### Source material
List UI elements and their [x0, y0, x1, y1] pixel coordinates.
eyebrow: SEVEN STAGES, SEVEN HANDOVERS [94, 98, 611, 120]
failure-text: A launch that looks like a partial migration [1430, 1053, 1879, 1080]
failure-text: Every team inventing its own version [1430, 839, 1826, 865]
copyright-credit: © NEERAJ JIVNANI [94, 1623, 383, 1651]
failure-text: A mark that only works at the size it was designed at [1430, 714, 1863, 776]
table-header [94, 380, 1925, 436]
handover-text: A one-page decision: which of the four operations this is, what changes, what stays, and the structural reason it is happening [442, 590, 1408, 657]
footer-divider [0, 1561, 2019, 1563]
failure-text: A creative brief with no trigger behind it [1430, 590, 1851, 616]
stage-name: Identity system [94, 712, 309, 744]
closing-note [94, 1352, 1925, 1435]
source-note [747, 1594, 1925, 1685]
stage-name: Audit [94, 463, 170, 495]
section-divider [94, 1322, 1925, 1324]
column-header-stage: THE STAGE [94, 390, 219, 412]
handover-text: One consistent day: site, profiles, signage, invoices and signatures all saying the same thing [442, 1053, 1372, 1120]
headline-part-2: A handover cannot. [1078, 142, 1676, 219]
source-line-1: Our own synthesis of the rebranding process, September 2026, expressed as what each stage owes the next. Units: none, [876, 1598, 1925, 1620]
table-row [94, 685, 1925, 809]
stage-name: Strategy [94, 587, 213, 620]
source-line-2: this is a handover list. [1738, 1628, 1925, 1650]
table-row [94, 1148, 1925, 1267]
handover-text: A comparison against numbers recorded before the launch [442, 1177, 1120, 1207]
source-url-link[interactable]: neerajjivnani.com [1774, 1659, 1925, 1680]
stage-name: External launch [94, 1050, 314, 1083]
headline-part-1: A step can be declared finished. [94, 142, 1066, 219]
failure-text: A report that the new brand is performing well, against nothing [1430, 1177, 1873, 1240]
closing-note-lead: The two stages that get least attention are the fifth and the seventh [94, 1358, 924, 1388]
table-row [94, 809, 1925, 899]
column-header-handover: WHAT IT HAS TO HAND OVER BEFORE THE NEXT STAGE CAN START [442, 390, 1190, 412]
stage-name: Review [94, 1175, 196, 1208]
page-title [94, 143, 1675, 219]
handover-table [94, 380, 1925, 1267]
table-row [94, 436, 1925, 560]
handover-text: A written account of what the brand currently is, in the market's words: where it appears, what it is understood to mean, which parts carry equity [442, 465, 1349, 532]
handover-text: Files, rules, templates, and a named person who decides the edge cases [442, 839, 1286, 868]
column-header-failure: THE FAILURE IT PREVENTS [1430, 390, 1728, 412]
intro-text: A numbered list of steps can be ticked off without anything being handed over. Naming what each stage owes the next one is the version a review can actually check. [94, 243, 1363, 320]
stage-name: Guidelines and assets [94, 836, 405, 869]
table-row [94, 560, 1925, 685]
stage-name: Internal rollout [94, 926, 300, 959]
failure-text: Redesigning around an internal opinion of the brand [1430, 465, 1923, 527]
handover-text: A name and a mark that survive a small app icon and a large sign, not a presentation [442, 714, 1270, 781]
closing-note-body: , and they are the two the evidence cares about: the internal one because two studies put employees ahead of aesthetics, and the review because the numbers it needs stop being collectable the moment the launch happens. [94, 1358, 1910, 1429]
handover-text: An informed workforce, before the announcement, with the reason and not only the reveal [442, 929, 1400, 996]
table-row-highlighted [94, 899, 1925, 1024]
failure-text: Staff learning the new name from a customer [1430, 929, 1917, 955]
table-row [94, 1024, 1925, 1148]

### Given instruction
Rewrite the records with every "failure-text" changed to "risk-text" and everything else left unchanged.

### Written reply
List UI elements and their [x0, y0, x1, y1] pixel coordinates.
eyebrow: SEVEN STAGES, SEVEN HANDOVERS [94, 98, 611, 120]
risk-text: A launch that looks like a partial migration [1430, 1053, 1879, 1080]
risk-text: Every team inventing its own version [1430, 839, 1826, 865]
copyright-credit: © NEERAJ JIVNANI [94, 1623, 383, 1651]
risk-text: A mark that only works at the size it was designed at [1430, 714, 1863, 776]
table-header [94, 380, 1925, 436]
handover-text: A one-page decision: which of the four operations this is, what changes, what stays, and the structural reason it is happening [442, 590, 1408, 657]
footer-divider [0, 1561, 2019, 1563]
risk-text: A creative brief with no trigger behind it [1430, 590, 1851, 616]
stage-name: Identity system [94, 712, 309, 744]
closing-note [94, 1352, 1925, 1435]
source-note [747, 1594, 1925, 1685]
stage-name: Audit [94, 463, 170, 495]
section-divider [94, 1322, 1925, 1324]
column-header-stage: THE STAGE [94, 390, 219, 412]
handover-text: One consistent day: site, profiles, signage, invoices and signatures all saying the same thing [442, 1053, 1372, 1120]
headline-part-2: A handover cannot. [1078, 142, 1676, 219]
source-line-1: Our own synthesis of the rebranding process, September 2026, expressed as what each stage owes the next. Units: none, [876, 1598, 1925, 1620]
table-row [94, 685, 1925, 809]
stage-name: Strategy [94, 587, 213, 620]
source-line-2: this is a handover list. [1738, 1628, 1925, 1650]
table-row [94, 1148, 1925, 1267]
handover-text: A comparison against numbers recorded before the launch [442, 1177, 1120, 1207]
source-url-link[interactable]: neerajjivnani.com [1774, 1659, 1925, 1680]
stage-name: External launch [94, 1050, 314, 1083]
headline-part-1: A step can be declared finished. [94, 142, 1066, 219]
risk-text: A report that the new brand is performing well, against nothing [1430, 1177, 1873, 1240]
closing-note-lead: The two stages that get least attention are the fifth and the seventh [94, 1358, 924, 1388]
table-row [94, 809, 1925, 899]
column-header-handover: WHAT IT HAS TO HAND OVER BEFORE THE NEXT STAGE CAN START [442, 390, 1190, 412]
stage-name: Review [94, 1175, 196, 1208]
page-title [94, 143, 1675, 219]
handover-table [94, 380, 1925, 1267]
table-row [94, 436, 1925, 560]
handover-text: A written account of what the brand currently is, in the market's words: where it appears, what it is understood to mean, which parts carry equity [442, 465, 1349, 532]
handover-text: Files, rules, templates, and a named person who decides the edge cases [442, 839, 1286, 868]
column-header-failure: THE FAILURE IT PREVENTS [1430, 390, 1728, 412]
intro-text: A numbered list of steps can be ticked off without anything being handed over. Naming what each stage owes the next one is the version a review can actually check. [94, 243, 1363, 320]
stage-name: Guidelines and assets [94, 836, 405, 869]
table-row [94, 560, 1925, 685]
stage-name: Internal rollout [94, 926, 300, 959]
risk-text: Redesigning around an internal opinion of the brand [1430, 465, 1923, 527]
handover-text: A name and a mark that survive a small app icon and a large sign, not a presentation [442, 714, 1270, 781]
closing-note-body: , and they are the two the evidence cares about: the internal one because two studies put employees ahead of aesthetics, and the review because the numbers it needs stop being collectable the moment the launch happens. [94, 1358, 1910, 1429]
handover-text: An informed workforce, before the announcement, with the reason and not only the reveal [442, 929, 1400, 996]
table-row-highlighted [94, 899, 1925, 1024]
risk-text: Staff learning the new name from a customer [1430, 929, 1917, 955]
table-row [94, 1024, 1925, 1148]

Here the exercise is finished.